### YOUR OBJECTIVE
Identify the lines that include the word "Flavor", then copy all of them.

### AVAILABLE RECORDS
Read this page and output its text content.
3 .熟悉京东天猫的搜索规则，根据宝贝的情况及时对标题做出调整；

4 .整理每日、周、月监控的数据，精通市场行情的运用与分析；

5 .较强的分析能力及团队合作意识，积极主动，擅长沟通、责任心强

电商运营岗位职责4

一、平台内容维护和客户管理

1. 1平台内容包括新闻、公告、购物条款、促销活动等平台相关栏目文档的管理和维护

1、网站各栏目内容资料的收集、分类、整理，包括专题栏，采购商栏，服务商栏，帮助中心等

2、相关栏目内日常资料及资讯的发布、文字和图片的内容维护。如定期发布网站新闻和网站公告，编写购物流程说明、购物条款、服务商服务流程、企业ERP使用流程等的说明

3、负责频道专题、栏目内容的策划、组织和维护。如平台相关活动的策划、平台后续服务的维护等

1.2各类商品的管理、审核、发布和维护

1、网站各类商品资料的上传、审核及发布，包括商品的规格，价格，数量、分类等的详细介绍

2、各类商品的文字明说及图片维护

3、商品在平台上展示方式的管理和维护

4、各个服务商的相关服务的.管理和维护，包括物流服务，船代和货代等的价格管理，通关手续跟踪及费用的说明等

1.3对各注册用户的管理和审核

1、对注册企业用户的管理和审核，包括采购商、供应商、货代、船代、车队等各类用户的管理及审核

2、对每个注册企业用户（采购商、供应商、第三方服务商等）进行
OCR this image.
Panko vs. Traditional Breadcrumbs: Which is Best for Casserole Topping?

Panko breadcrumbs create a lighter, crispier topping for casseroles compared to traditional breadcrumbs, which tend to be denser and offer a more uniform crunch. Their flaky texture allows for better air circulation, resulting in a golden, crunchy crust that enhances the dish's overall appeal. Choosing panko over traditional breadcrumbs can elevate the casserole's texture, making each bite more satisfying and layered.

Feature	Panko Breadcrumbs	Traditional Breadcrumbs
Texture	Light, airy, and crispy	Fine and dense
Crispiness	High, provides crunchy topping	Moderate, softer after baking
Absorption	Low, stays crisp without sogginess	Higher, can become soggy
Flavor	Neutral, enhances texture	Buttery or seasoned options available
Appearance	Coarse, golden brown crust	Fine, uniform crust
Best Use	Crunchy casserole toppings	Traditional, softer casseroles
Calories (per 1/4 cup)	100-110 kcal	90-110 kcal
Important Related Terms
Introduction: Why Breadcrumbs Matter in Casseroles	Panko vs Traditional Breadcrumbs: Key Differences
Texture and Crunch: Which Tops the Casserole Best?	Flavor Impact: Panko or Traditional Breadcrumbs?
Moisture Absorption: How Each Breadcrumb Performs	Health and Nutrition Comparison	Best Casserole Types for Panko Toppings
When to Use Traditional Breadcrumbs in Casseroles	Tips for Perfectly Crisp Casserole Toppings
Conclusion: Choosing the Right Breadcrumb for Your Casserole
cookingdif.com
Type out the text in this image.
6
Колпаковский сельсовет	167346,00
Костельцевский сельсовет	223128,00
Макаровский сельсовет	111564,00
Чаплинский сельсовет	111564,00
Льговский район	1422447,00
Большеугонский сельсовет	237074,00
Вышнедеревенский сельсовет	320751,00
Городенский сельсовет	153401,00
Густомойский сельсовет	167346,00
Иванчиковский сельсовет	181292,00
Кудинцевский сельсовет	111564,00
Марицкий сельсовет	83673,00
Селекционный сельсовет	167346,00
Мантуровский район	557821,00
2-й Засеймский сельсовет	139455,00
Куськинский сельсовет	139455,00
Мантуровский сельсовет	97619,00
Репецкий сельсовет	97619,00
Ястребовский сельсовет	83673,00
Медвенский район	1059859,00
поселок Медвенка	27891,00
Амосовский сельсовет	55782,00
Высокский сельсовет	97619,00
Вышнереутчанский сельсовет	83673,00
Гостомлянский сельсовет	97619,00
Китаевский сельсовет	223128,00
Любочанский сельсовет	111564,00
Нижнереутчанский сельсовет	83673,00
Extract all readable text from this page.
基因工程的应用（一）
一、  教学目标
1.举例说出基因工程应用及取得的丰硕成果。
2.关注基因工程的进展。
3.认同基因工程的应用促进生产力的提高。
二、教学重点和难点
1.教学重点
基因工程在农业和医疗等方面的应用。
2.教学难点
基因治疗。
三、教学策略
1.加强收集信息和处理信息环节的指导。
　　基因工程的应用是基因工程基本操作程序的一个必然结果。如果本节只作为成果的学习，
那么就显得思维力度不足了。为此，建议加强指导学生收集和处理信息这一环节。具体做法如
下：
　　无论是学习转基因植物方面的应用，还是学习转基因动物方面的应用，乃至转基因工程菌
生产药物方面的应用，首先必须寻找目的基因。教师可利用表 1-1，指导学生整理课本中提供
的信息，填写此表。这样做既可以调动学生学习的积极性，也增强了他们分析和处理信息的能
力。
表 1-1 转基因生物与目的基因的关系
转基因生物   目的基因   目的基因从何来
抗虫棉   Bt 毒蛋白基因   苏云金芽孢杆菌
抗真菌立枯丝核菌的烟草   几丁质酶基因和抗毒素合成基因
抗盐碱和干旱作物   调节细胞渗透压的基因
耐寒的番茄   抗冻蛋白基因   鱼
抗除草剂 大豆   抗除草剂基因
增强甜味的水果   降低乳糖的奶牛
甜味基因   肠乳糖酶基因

### OUTPUT BELOW
Flavor	Neutral, enhances texture	Buttery or seasoned options available
Texture and Crunch: Which Tops the Casserole Best?	Flavor Impact: Panko or Traditional Breadcrumbs?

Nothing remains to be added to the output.